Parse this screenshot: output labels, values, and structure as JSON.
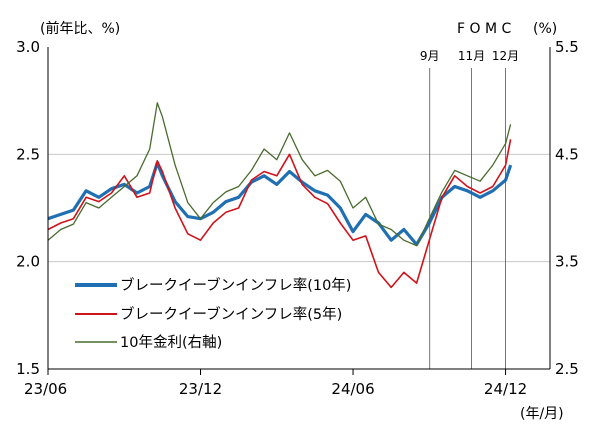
{
  "chart_data": {
    "type": "line",
    "title": "",
    "y_left_unit": "(前年比、%)",
    "y_right_unit": "(%)",
    "x_unit": "(年/月)",
    "ylim_left": [
      1.5,
      3.0
    ],
    "ylim_right": [
      2.5,
      5.5
    ],
    "yticks_left": [
      "1.5",
      "2.0",
      "2.5",
      "3.0"
    ],
    "yticks_right": [
      "2.5",
      "3.5",
      "4.5",
      "5.5"
    ],
    "xticks": [
      "23/06",
      "23/12",
      "24/06",
      "24/12"
    ],
    "grid": true,
    "legend_position": "bottom-left",
    "annotations": {
      "fomc_label": "F O M C",
      "events": [
        {
          "label": "9月",
          "x": 14.6
        },
        {
          "label": "11月",
          "x": 16.2
        },
        {
          "label": "12月",
          "x": 17.5
        }
      ]
    },
    "series": [
      {
        "name": "ブレークイーブンインフレ率(10年)",
        "axis": "left",
        "color": "#1f6fb2",
        "x": [
          0,
          0.5,
          1,
          1.5,
          2,
          2.5,
          3,
          3.5,
          4,
          4.3,
          4.5,
          5,
          5.5,
          6,
          6.5,
          7,
          7.5,
          8,
          8.5,
          9,
          9.5,
          10,
          10.5,
          11,
          11.5,
          12,
          12.5,
          13,
          13.5,
          14,
          14.5,
          15,
          15.5,
          16,
          16.5,
          17,
          17.5,
          18,
          18.2
        ],
        "y": [
          2.2,
          2.22,
          2.24,
          2.33,
          2.3,
          2.34,
          2.36,
          2.32,
          2.35,
          2.46,
          2.4,
          2.28,
          2.21,
          2.2,
          2.23,
          2.28,
          2.3,
          2.37,
          2.4,
          2.36,
          2.42,
          2.37,
          2.33,
          2.31,
          2.25,
          2.14,
          2.22,
          2.18,
          2.1,
          2.15,
          2.08,
          2.18,
          2.3,
          2.35,
          2.33,
          2.3,
          2.33,
          2.38,
          2.45
        ]
      },
      {
        "name": "ブレークイーブンインフレ率(5年)",
        "axis": "left",
        "color": "#d0121b",
        "x": [
          0,
          0.5,
          1,
          1.5,
          2,
          2.5,
          3,
          3.5,
          4,
          4.3,
          4.5,
          5,
          5.5,
          6,
          6.5,
          7,
          7.5,
          8,
          8.5,
          9,
          9.5,
          10,
          10.5,
          11,
          11.5,
          12,
          12.5,
          13,
          13.5,
          14,
          14.5,
          15,
          15.5,
          16,
          16.5,
          17,
          17.5,
          18,
          18.2
        ],
        "y": [
          2.15,
          2.18,
          2.2,
          2.3,
          2.28,
          2.32,
          2.4,
          2.3,
          2.32,
          2.47,
          2.42,
          2.25,
          2.13,
          2.1,
          2.18,
          2.23,
          2.25,
          2.38,
          2.42,
          2.4,
          2.5,
          2.36,
          2.3,
          2.27,
          2.18,
          2.1,
          2.12,
          1.95,
          1.88,
          1.95,
          1.9,
          2.1,
          2.3,
          2.4,
          2.35,
          2.32,
          2.35,
          2.45,
          2.57
        ]
      },
      {
        "name": "10年金利(右軸)",
        "axis": "right",
        "color": "#4a6b2f",
        "x": [
          0,
          0.5,
          1,
          1.5,
          2,
          2.5,
          3,
          3.5,
          4,
          4.3,
          4.5,
          5,
          5.5,
          6,
          6.5,
          7,
          7.5,
          8,
          8.5,
          9,
          9.5,
          10,
          10.5,
          11,
          11.5,
          12,
          12.5,
          13,
          13.5,
          14,
          14.5,
          15,
          15.5,
          16,
          16.5,
          17,
          17.5,
          18,
          18.2
        ],
        "y": [
          3.7,
          3.8,
          3.85,
          4.05,
          4.0,
          4.1,
          4.2,
          4.3,
          4.55,
          4.98,
          4.85,
          4.4,
          4.05,
          3.9,
          4.05,
          4.15,
          4.2,
          4.35,
          4.55,
          4.45,
          4.7,
          4.45,
          4.3,
          4.35,
          4.25,
          4.0,
          4.1,
          3.85,
          3.8,
          3.7,
          3.65,
          3.9,
          4.15,
          4.35,
          4.3,
          4.25,
          4.4,
          4.6,
          4.78
        ]
      }
    ]
  }
}
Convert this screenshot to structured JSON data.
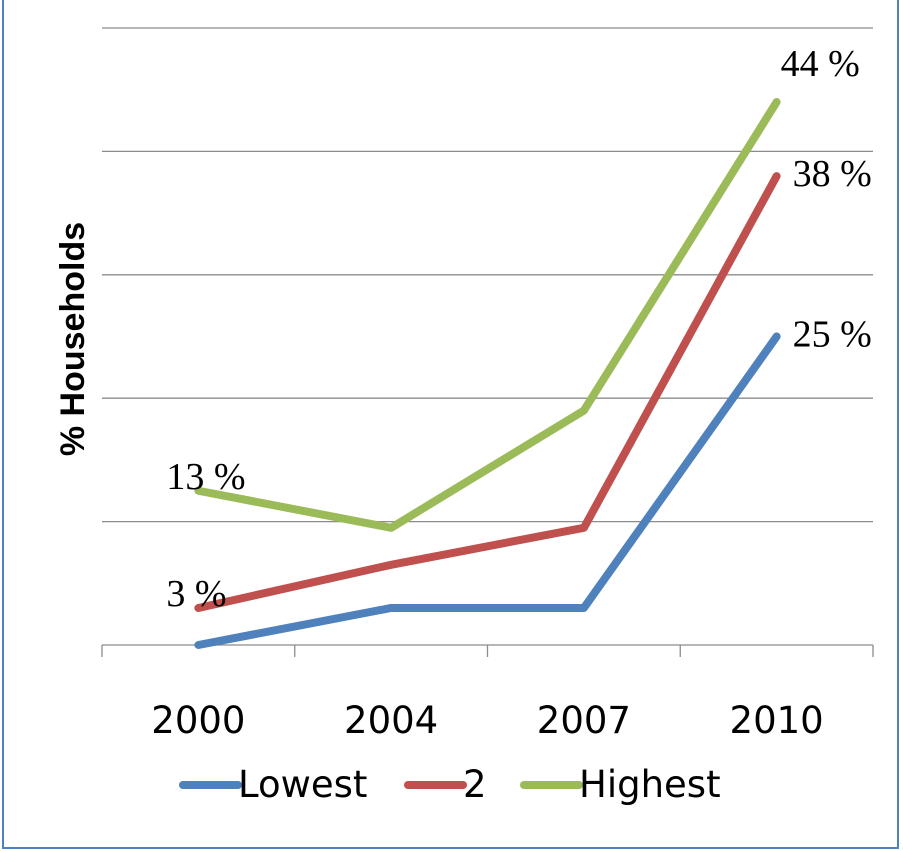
{
  "chart_data": {
    "type": "line",
    "title": "",
    "xlabel": "",
    "ylabel": "% Households",
    "categories": [
      "2000",
      "2004",
      "2007",
      "2010"
    ],
    "ylim": [
      0,
      50
    ],
    "grid": true,
    "legend": "bottom",
    "series": [
      {
        "name": "Lowest",
        "color": "#4f81bd",
        "values": [
          0,
          3,
          3,
          25
        ]
      },
      {
        "name": "2",
        "color": "#c0504d",
        "values": [
          3,
          6.5,
          9.5,
          38
        ]
      },
      {
        "name": "Highest",
        "color": "#9bbb59",
        "values": [
          12.5,
          9.5,
          19,
          44
        ]
      }
    ],
    "data_labels": [
      {
        "text": "13 %",
        "series": "Highest",
        "category": "2000"
      },
      {
        "text": "3 %",
        "series": "2",
        "category": "2000"
      },
      {
        "text": "44 %",
        "series": "Highest",
        "category": "2010"
      },
      {
        "text": "38 %",
        "series": "2",
        "category": "2010"
      },
      {
        "text": "25 %",
        "series": "Lowest",
        "category": "2010"
      }
    ]
  }
}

☆ ☆ ☆ ☆ ☆

What is expected:
Identify and extract each line of the listing that contains "JSON".

Output:
Parse this screenshot: output labels, values, and structure as JSON.
Convert this screenshot to structured JSON data.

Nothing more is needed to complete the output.